(WORK INSTRUCTION 1) In the import-bundle README, what is the name of the format that bundleSource uses by default?
(WORK INSTRUCTION 2) From the import-bundle README, copy word for word the passage starting at "const bundle = await" and ending at "endowments you provide.".
(WORK INSTRUCTION 3) List the platform globals that the import-bundle README names as unavailable inside the new Compartment.

(SELECTED PASSAGE)
BEGIN
@agoric/import-bundledeprecated

load modules created by @agoric/bundle-source

Usage no npm install needed!

<script type="module">
  import agoricImportBundle from 'https://cdn.skypack.dev/@agoric/import-bundle';
</script>

README

import-bundle

importBundle is an async function that evaluates the bundles created by bundle-source, turning them back into callable functions:

const bundle = await bundleSource('path/to/bundle.js');
// 'bundle' is JSON-serializable
const options = {}; // filePrefix, endowments, other compartment options
const namespace = await importBundle(bundle);
const { default, namedExport1, namedExport2 } = namespace;

This must be run in a SES environment: you must install SES before importing @agoric/import-bundle. The conventional way to do this is to import a module (e.g. @agoric/install-ses) which does import 'ses'; lockdown();.

The bundle will be loaded into a new Compartment, which does not have access to platform globals like document or Fetch or require. The bundle is isolated to only having access to powerless JavaScript facilities and whatever endowments you provide.

Each call to importBundle creates a new Compartment. The globals of the new Compartment are frozen before any bundle code is evaluated, to enforce ocap rules.

Module Formats

The source can be bundled in a variety of "formats". By default, bundleSource uses a format named getExports, in which the source tree is linearized into a single CommonJS-style string, and wrapped in a callable function that provides the exports and module.exports context to which the exports can be attached. importBundle recognizes this format, and invokes the function thus defined, to return the namespace object.
END
(Saved entries)
BEGIN
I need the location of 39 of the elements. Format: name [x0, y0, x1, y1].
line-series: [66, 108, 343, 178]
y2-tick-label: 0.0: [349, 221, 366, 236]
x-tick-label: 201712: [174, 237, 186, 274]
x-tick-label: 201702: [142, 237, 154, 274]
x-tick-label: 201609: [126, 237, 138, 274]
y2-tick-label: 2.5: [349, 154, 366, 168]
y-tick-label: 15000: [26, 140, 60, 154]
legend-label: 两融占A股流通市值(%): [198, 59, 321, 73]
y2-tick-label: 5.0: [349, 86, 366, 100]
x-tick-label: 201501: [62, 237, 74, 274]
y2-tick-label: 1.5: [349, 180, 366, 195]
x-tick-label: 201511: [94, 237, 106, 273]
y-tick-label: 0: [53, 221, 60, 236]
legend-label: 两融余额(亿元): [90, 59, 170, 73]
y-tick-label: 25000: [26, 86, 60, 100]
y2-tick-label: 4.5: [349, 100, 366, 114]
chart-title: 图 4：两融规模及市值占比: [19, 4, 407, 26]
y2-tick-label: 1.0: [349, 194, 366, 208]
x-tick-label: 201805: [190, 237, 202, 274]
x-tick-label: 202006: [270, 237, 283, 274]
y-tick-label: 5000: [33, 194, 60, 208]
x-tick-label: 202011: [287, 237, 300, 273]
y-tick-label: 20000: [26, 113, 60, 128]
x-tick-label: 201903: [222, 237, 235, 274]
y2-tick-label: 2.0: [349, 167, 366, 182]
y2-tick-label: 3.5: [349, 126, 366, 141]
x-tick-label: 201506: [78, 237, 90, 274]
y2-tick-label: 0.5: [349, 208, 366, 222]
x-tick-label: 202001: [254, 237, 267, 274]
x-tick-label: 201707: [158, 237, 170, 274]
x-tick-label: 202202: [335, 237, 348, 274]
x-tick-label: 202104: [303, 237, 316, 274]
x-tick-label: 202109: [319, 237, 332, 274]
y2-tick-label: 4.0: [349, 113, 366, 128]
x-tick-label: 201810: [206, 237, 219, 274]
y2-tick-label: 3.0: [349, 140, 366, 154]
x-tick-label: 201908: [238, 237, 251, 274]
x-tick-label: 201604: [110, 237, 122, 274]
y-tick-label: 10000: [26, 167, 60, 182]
END
(WRITTEN ANSWER 1) A format named getExports.

(WRITTEN ANSWER 2)
const bundle = await bundleSource('path/to/bundle.js');
// 'bundle' is JSON-serializable
const options = {}; // filePrefix, endowments, other compartment options
const namespace = await importBundle(bundle);
const { default, namedExport1, namedExport2 } = namespace;

This must be run in a SES environment: you must install SES before importing @agoric/import-bundle. The conventional way to do this is to import a module (e.g. @agoric/install-ses) which does import 'ses'; lockdown();.

The bundle will be loaded into a new Compartment, which does not have access to platform globals like document or Fetch or require. The bundle is isolated to only having access to powerless JavaScript facilities and whatever endowments you provide.

(WRITTEN ANSWER 3) document, Fetch, require